Structured figure records:
----------------
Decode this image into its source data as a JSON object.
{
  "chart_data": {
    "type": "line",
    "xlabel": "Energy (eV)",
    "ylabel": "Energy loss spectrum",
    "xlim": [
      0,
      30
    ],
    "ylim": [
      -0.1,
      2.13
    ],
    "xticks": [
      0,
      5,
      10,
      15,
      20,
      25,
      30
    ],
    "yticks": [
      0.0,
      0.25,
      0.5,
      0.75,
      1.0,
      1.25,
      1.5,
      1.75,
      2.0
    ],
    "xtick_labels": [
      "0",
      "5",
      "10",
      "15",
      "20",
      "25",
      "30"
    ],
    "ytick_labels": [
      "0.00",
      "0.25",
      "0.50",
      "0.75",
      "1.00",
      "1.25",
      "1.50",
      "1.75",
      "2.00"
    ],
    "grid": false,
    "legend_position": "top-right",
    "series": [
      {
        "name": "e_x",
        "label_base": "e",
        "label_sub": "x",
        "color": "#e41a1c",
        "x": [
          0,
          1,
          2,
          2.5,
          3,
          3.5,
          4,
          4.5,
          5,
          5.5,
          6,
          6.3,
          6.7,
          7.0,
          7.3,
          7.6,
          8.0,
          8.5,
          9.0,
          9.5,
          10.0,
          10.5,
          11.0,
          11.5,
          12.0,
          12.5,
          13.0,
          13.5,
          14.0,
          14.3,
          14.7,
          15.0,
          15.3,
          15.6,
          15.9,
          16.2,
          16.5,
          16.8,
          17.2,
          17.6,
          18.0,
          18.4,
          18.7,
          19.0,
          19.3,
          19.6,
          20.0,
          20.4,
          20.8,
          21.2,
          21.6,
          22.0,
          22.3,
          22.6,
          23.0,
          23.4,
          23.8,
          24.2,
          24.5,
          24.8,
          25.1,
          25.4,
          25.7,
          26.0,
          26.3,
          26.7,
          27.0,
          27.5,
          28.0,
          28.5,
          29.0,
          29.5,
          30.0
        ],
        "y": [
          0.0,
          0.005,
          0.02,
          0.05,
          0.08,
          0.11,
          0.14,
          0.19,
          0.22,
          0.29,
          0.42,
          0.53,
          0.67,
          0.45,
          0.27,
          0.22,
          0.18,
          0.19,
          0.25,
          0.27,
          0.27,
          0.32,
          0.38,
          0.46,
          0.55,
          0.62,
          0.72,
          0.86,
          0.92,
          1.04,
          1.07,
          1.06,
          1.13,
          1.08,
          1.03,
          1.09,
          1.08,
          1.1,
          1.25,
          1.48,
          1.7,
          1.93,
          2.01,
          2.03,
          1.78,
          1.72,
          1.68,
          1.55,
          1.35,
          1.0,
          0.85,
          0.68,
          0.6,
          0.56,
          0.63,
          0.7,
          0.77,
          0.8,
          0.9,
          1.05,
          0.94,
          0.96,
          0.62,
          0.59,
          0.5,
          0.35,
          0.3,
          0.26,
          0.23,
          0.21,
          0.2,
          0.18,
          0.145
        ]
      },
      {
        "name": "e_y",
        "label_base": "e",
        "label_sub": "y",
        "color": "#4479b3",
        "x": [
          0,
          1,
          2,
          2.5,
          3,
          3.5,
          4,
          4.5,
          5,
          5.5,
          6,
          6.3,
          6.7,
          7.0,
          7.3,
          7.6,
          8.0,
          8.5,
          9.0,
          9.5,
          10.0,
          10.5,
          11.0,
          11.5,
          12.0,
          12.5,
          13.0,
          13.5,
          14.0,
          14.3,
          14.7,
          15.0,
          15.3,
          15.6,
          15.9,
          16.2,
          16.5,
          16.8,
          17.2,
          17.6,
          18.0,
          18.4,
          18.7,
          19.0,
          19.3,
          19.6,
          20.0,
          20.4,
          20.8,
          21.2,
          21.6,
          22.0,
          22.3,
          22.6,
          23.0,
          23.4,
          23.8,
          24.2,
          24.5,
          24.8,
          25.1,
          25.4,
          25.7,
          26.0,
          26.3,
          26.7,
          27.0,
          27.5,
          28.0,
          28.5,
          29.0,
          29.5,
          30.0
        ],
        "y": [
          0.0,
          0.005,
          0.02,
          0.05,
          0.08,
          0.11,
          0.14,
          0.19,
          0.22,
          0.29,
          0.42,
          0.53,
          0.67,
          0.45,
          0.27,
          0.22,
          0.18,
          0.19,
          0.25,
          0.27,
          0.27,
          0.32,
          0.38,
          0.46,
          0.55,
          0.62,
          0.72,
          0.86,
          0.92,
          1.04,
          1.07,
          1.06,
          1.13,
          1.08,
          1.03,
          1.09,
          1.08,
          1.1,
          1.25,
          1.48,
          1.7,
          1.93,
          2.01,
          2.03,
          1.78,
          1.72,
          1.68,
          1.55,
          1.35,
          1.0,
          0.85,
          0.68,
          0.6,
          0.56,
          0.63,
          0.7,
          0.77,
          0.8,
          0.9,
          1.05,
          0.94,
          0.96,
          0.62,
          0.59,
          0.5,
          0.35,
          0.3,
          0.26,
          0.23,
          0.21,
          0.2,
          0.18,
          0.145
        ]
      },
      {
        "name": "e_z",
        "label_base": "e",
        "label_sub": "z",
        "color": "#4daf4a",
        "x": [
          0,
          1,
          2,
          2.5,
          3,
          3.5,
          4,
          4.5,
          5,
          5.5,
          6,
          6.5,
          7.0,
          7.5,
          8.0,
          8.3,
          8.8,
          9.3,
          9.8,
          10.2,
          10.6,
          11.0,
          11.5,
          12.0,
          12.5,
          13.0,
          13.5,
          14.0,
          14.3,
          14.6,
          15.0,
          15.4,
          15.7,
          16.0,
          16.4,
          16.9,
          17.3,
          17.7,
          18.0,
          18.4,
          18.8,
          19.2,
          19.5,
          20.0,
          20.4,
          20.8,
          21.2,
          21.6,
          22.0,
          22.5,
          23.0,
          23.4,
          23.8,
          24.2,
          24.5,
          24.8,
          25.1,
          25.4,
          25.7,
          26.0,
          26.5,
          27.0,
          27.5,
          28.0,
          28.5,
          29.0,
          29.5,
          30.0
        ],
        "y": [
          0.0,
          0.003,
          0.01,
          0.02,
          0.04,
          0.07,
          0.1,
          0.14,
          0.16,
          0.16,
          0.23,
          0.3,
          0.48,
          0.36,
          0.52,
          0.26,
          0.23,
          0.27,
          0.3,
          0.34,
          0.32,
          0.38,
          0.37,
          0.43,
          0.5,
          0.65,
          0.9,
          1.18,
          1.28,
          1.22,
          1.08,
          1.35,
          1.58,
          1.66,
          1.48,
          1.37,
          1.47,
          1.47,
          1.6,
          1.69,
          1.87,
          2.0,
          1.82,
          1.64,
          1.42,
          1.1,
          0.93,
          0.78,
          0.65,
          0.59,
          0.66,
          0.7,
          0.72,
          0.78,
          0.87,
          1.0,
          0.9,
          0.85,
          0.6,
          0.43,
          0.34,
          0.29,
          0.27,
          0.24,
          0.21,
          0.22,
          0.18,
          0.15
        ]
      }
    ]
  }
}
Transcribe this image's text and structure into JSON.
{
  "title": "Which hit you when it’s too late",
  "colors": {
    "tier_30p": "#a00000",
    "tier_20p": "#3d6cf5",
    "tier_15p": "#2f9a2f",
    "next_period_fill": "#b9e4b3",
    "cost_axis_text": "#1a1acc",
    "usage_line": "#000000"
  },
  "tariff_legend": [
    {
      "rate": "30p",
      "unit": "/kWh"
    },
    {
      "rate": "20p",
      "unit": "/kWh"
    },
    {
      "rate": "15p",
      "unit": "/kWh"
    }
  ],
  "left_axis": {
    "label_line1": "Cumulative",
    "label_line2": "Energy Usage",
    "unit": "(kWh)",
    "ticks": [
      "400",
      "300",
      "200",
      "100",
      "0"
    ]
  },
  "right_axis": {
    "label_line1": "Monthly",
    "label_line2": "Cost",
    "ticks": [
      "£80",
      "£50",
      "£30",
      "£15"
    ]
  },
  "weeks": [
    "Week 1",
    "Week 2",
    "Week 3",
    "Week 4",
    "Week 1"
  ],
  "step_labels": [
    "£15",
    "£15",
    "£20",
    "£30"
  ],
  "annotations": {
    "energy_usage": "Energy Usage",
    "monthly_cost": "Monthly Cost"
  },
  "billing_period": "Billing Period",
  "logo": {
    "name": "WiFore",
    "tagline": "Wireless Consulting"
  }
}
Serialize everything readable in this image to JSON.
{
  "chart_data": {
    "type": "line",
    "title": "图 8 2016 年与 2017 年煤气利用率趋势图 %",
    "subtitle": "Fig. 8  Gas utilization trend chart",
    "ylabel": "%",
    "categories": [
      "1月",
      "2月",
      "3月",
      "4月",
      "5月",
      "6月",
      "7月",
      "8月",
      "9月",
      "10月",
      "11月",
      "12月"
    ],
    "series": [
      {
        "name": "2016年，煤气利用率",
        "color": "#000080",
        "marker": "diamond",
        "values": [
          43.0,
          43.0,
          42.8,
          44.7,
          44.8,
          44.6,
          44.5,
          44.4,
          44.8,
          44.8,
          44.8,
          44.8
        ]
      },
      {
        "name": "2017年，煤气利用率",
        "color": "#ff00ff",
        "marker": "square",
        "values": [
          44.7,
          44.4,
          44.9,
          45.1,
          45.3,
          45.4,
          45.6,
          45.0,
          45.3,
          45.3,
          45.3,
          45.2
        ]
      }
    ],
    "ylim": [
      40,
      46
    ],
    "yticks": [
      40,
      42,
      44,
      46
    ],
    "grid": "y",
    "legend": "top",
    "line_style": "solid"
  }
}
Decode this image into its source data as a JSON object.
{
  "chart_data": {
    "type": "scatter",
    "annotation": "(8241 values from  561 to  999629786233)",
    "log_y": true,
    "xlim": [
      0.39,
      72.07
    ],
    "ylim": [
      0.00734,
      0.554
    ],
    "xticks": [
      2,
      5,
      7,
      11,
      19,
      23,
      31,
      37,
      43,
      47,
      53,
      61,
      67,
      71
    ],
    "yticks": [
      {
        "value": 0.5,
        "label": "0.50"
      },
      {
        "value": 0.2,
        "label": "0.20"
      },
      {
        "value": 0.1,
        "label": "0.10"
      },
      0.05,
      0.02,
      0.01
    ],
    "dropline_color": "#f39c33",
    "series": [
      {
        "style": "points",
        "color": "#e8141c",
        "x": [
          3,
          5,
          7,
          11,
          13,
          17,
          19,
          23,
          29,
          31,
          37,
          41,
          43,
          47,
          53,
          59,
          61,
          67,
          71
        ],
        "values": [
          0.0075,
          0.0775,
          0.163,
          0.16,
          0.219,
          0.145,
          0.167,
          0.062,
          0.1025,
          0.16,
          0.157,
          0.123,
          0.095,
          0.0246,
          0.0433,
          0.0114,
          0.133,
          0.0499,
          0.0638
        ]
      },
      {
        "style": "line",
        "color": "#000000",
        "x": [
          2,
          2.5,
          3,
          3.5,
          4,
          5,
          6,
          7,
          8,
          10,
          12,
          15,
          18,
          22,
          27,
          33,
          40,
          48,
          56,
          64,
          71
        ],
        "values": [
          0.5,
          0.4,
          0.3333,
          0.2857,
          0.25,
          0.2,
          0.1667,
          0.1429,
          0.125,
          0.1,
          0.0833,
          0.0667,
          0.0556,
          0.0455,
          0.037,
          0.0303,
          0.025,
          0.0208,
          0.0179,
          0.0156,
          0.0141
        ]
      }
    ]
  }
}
----------------
Task prompt.
Show each line of the data that contains the string "name".

Solution.
        "name": "e_x",
        "name": "e_y",
        "name": "e_z",
    "name": "WiFore",
        "name": "2016年，煤气利用率",
        "name": "2017年，煤气利用率",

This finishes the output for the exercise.